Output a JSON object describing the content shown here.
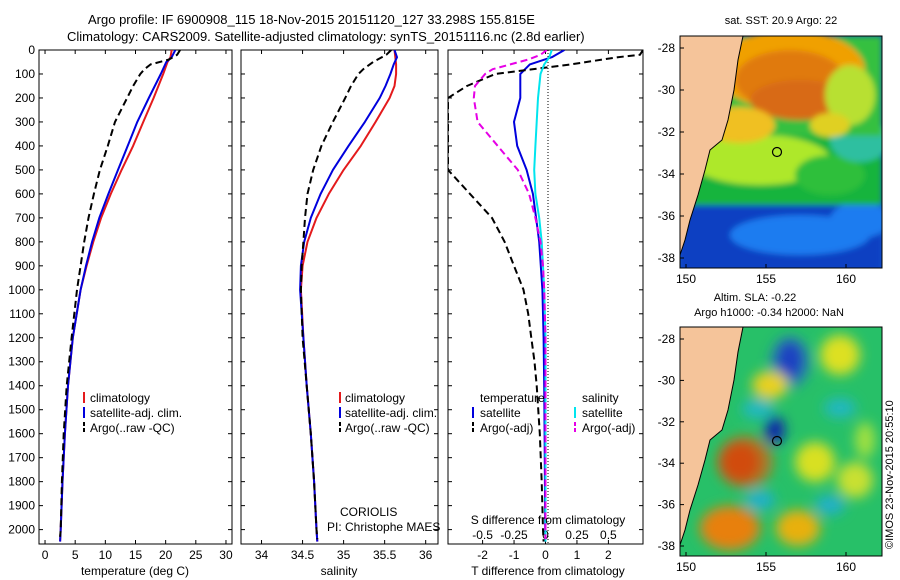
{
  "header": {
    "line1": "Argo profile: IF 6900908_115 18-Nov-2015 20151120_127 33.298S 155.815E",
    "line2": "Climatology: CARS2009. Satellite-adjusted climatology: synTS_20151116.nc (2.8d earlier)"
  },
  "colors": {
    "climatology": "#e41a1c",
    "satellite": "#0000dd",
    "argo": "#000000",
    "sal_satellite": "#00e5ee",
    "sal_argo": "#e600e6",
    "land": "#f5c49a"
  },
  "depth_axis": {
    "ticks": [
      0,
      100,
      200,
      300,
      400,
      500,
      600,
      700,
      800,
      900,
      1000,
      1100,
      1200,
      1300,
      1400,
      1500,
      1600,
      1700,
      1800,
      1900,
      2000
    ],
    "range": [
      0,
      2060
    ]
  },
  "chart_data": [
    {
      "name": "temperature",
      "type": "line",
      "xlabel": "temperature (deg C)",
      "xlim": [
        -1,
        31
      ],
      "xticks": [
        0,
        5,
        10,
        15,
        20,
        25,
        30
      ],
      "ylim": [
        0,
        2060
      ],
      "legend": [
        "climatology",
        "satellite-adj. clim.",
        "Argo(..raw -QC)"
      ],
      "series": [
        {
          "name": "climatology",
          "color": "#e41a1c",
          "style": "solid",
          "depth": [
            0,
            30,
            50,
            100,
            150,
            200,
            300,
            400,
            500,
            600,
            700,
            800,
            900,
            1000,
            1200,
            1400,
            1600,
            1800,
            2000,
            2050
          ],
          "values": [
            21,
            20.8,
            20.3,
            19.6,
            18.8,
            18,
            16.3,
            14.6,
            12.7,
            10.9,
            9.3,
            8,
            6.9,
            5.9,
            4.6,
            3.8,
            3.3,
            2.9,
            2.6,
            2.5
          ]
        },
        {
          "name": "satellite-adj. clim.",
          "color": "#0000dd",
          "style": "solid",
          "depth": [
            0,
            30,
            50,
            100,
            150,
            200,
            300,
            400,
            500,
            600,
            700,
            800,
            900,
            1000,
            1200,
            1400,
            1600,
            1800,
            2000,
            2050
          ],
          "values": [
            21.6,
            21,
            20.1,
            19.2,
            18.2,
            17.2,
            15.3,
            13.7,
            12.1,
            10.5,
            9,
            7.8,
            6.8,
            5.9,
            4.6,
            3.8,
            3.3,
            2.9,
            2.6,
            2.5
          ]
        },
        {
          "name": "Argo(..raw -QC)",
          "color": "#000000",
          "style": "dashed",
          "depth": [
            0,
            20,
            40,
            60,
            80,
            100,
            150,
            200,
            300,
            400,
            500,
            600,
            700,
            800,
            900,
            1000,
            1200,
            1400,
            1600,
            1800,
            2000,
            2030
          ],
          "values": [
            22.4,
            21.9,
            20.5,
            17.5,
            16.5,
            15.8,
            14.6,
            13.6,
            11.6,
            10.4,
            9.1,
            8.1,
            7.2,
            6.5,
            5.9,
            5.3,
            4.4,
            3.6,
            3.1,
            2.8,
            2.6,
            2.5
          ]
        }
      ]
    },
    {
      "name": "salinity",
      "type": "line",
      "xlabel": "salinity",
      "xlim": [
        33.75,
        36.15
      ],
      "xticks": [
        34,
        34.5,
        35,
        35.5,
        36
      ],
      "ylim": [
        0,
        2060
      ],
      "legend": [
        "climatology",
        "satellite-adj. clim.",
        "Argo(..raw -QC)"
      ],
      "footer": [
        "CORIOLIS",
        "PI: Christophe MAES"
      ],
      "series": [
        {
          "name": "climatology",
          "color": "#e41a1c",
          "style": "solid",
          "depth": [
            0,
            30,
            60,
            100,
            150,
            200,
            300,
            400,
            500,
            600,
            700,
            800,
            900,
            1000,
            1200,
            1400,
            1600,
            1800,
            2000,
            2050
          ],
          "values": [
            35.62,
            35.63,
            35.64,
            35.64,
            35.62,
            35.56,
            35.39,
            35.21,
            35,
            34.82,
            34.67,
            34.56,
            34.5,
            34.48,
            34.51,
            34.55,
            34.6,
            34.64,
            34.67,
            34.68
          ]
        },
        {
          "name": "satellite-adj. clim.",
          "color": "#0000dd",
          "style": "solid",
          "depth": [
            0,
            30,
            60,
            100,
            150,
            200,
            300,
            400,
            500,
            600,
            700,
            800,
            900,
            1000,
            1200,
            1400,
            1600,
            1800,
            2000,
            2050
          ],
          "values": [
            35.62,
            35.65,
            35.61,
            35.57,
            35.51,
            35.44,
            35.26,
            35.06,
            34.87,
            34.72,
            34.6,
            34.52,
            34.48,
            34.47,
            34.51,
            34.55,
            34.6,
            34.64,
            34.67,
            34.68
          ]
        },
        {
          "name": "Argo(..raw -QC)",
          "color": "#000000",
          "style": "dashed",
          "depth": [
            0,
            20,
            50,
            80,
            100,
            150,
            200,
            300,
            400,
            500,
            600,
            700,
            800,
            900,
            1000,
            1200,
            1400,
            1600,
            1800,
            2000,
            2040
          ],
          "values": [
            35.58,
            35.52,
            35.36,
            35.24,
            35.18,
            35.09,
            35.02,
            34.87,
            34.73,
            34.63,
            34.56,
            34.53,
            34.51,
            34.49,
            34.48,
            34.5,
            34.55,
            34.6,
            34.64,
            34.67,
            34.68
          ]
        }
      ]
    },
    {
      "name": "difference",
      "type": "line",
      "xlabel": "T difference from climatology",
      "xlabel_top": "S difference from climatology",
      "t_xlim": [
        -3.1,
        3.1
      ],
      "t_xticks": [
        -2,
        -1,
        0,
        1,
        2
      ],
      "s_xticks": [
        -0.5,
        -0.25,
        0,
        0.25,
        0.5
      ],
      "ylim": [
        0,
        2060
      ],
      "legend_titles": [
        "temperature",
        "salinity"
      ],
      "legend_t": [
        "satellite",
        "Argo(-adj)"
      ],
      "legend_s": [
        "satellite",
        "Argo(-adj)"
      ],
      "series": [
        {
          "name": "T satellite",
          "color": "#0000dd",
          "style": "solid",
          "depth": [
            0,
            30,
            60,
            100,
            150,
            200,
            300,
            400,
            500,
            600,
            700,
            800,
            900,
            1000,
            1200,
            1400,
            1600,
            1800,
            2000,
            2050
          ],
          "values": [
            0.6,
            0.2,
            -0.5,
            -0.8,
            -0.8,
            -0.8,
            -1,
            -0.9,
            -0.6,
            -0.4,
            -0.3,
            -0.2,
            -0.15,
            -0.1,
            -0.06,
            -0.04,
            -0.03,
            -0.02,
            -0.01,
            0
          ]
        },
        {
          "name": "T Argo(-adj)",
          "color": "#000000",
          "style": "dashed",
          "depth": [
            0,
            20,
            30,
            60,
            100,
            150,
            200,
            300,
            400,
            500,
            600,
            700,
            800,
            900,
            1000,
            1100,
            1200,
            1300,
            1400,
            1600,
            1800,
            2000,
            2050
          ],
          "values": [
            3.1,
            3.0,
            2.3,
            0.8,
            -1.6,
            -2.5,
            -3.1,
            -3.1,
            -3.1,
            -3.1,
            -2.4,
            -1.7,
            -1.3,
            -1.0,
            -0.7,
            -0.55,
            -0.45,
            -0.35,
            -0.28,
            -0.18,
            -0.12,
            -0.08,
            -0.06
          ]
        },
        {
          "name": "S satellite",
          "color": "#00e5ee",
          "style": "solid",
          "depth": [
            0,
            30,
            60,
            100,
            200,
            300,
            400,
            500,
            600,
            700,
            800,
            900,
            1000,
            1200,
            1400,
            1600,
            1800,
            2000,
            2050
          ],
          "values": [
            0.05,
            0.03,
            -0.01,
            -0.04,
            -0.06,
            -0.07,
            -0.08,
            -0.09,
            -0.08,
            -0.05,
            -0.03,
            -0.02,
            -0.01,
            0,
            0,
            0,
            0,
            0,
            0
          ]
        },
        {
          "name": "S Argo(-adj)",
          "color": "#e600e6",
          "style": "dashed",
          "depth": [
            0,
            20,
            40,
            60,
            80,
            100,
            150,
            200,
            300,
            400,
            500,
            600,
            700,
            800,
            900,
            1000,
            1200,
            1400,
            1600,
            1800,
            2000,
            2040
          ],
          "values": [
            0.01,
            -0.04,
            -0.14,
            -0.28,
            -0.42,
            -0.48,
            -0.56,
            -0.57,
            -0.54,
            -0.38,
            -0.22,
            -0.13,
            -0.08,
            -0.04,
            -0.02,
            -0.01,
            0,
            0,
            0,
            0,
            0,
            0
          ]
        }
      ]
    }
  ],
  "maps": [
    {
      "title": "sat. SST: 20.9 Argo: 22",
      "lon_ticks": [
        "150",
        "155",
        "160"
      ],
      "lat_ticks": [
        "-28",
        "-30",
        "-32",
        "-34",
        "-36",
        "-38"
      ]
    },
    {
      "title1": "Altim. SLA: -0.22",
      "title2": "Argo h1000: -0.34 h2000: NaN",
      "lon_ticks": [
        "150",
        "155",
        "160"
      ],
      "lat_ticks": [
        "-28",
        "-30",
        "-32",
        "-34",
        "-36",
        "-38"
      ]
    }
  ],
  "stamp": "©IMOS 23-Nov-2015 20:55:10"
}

· · · · · · ·

_Set problem:_
Wherever the string "from" appears in the entries above, list that line.

_Exercise response:_
      "xlabel": "T difference from climatology",
      "xlabel_top": "S difference from climatology",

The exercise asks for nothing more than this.